WHAT THE TASK REQUIRES - Return the number of lines that include the string "radio", without any other text.

ROWS -

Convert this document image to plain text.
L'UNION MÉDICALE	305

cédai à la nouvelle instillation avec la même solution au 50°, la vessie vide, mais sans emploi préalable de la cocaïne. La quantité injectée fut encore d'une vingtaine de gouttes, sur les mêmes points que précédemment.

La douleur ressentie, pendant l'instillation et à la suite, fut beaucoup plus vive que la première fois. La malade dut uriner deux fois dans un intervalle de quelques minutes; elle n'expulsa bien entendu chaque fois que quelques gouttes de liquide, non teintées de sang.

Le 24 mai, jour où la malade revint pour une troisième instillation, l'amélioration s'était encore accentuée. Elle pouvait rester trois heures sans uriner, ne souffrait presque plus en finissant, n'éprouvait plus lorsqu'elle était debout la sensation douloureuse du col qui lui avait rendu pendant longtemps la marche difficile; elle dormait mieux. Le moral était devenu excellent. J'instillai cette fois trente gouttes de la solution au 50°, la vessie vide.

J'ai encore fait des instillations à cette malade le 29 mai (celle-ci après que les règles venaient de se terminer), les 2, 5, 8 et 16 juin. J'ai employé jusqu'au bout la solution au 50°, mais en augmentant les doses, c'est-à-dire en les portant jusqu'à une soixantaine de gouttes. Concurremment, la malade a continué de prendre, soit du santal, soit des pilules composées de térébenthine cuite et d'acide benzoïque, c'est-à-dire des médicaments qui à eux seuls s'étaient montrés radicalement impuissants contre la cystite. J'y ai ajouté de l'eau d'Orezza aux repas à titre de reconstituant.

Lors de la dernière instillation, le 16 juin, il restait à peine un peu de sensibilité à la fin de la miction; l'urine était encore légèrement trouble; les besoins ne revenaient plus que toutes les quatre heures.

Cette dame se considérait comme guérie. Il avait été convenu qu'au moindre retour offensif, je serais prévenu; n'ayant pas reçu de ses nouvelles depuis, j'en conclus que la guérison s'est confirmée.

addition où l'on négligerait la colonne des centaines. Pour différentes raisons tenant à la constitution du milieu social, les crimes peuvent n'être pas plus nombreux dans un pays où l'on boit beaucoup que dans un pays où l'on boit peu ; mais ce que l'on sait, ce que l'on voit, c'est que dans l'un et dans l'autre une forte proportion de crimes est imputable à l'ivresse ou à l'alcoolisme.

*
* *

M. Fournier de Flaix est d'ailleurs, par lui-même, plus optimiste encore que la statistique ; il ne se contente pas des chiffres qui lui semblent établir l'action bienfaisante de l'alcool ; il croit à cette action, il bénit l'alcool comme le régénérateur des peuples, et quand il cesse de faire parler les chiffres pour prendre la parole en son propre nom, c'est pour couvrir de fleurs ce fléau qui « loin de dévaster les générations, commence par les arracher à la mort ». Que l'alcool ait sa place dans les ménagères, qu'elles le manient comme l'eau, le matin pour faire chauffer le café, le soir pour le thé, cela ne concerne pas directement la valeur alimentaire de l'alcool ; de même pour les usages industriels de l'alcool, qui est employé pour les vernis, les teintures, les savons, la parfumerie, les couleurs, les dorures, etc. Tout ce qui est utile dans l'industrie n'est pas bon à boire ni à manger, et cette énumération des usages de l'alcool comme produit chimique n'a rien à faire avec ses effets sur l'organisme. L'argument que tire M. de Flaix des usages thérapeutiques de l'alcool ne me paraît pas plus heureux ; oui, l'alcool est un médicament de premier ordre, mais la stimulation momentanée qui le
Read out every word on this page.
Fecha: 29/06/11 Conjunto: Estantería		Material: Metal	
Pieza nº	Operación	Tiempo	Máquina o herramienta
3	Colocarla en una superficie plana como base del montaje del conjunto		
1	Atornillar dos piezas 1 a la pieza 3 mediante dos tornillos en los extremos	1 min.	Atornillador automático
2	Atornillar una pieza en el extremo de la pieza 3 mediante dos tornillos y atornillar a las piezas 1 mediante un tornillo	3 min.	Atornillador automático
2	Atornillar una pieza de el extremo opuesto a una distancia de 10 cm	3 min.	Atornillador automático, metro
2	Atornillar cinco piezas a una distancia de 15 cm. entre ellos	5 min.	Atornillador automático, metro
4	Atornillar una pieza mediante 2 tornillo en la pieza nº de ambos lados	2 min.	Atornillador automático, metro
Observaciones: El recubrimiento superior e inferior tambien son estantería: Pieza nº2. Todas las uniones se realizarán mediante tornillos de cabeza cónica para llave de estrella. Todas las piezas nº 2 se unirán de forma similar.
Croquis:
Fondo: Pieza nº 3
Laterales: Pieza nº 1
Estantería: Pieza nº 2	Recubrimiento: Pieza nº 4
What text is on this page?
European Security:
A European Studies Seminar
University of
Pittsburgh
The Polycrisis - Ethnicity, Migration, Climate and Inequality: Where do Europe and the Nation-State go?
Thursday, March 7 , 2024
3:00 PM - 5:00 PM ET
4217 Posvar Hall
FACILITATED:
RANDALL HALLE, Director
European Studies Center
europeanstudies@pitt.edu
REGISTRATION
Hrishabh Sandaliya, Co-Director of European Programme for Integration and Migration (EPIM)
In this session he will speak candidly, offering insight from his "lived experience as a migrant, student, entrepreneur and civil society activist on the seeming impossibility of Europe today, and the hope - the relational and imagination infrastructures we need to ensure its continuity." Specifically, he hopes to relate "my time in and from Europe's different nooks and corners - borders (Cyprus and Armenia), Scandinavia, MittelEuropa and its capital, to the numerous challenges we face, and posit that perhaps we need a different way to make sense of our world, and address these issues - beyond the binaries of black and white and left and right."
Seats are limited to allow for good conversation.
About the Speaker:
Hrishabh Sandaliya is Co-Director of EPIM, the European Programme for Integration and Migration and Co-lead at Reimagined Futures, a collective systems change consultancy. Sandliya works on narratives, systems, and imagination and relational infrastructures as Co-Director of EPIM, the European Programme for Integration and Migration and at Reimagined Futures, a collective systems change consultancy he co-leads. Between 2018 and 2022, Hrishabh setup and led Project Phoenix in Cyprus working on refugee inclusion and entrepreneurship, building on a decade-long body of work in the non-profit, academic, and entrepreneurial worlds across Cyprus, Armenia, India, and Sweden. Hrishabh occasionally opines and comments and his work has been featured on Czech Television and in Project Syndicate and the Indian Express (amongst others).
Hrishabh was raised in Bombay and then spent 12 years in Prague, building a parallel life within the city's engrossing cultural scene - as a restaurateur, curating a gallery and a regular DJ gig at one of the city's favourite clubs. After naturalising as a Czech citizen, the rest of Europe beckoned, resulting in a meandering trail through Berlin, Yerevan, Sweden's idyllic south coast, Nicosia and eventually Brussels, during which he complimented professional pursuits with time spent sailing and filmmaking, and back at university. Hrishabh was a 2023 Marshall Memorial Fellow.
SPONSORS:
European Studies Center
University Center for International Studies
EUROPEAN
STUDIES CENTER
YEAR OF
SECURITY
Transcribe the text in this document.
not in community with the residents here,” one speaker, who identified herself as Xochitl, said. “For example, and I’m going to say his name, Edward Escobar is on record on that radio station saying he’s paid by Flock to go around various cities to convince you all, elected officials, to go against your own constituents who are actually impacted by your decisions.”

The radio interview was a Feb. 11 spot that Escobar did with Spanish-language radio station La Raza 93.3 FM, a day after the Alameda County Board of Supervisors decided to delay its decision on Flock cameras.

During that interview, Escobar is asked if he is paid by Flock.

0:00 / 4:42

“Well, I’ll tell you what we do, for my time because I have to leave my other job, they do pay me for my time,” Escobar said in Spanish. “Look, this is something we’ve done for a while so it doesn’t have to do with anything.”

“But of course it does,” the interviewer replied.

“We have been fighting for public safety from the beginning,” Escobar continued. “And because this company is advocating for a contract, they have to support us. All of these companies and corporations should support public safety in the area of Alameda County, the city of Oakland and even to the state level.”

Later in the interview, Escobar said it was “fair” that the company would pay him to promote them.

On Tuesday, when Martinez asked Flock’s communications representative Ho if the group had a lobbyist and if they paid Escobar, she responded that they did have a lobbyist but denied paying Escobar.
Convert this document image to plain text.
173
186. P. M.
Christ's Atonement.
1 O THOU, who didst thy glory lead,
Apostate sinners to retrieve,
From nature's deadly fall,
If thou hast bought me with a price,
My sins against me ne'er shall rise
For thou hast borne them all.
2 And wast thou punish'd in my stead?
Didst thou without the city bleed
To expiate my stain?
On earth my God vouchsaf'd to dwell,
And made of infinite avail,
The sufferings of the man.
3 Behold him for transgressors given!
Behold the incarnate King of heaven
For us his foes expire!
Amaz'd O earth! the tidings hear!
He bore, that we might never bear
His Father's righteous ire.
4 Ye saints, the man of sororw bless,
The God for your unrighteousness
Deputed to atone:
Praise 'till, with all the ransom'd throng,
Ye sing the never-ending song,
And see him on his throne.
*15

THE SOLUTION - 2